**Task requirements:**
An exact copy of all the data is required, with pictures left out.

(Collected data entries)
··········
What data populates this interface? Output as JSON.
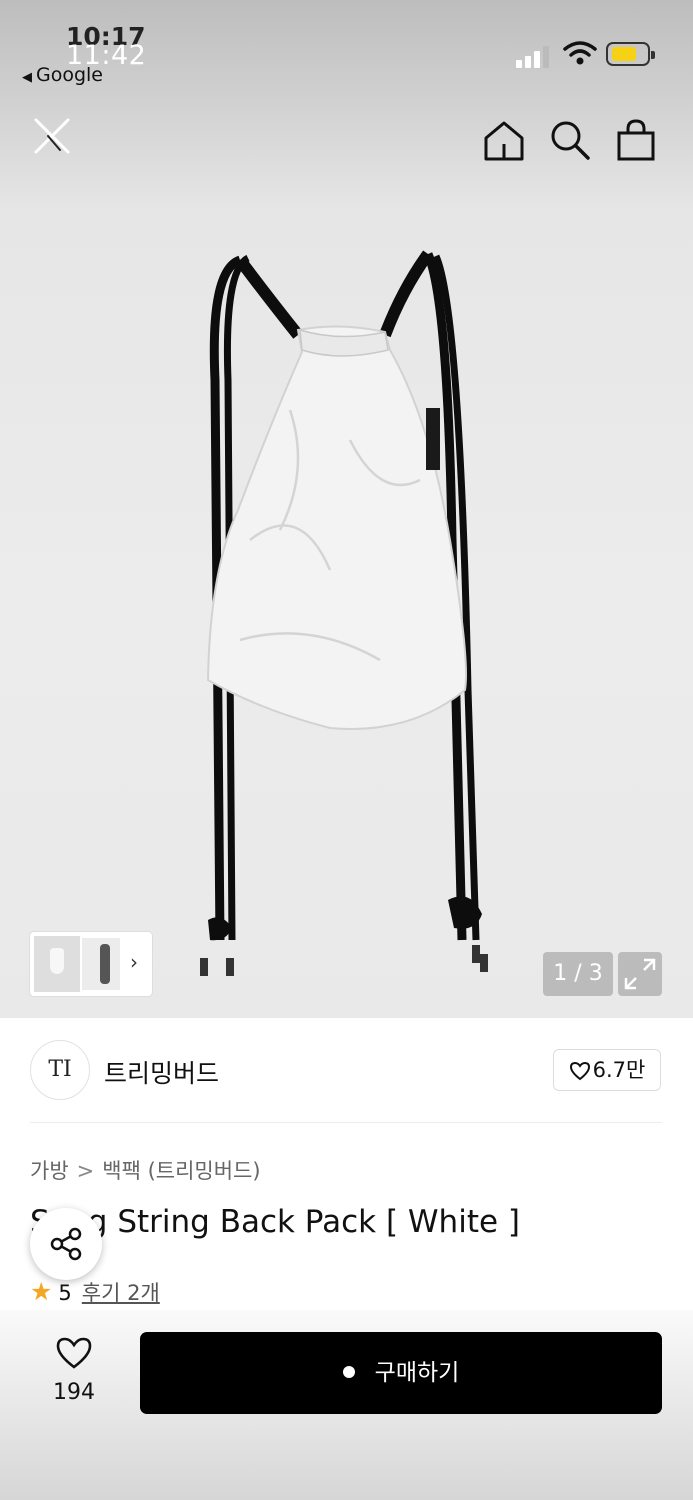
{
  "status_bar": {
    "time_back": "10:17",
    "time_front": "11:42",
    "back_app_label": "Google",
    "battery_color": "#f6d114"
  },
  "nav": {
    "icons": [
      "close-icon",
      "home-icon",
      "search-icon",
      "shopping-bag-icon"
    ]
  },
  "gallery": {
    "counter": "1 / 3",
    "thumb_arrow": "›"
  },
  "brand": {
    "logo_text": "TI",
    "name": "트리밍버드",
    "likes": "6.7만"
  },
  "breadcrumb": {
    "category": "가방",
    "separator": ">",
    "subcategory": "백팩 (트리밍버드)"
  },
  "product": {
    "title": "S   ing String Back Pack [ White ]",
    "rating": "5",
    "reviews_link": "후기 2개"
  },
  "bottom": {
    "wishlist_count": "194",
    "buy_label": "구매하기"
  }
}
··········
**Worked solution:**
What data populates this interface? Output as JSON.
{
  "status_bar": {
    "time_back": "10:17",
    "time_front": "11:42",
    "back_app_label": "Google",
    "battery_color": "#f6d114"
  },
  "nav": {
    "icons": [
      "close-icon",
      "home-icon",
      "search-icon",
      "shopping-bag-icon"
    ]
  },
  "gallery": {
    "counter": "1 / 3",
    "thumb_arrow": "›"
  },
  "brand": {
    "logo_text": "TI",
    "name": "트리밍버드",
    "likes": "6.7만"
  },
  "breadcrumb": {
    "category": "가방",
    "separator": ">",
    "subcategory": "백팩 (트리밍버드)"
  },
  "product": {
    "title": "S   ing String Back Pack [ White ]",
    "rating": "5",
    "reviews_link": "후기 2개"
  },
  "bottom": {
    "wishlist_count": "194",
    "buy_label": "구매하기"
  }
}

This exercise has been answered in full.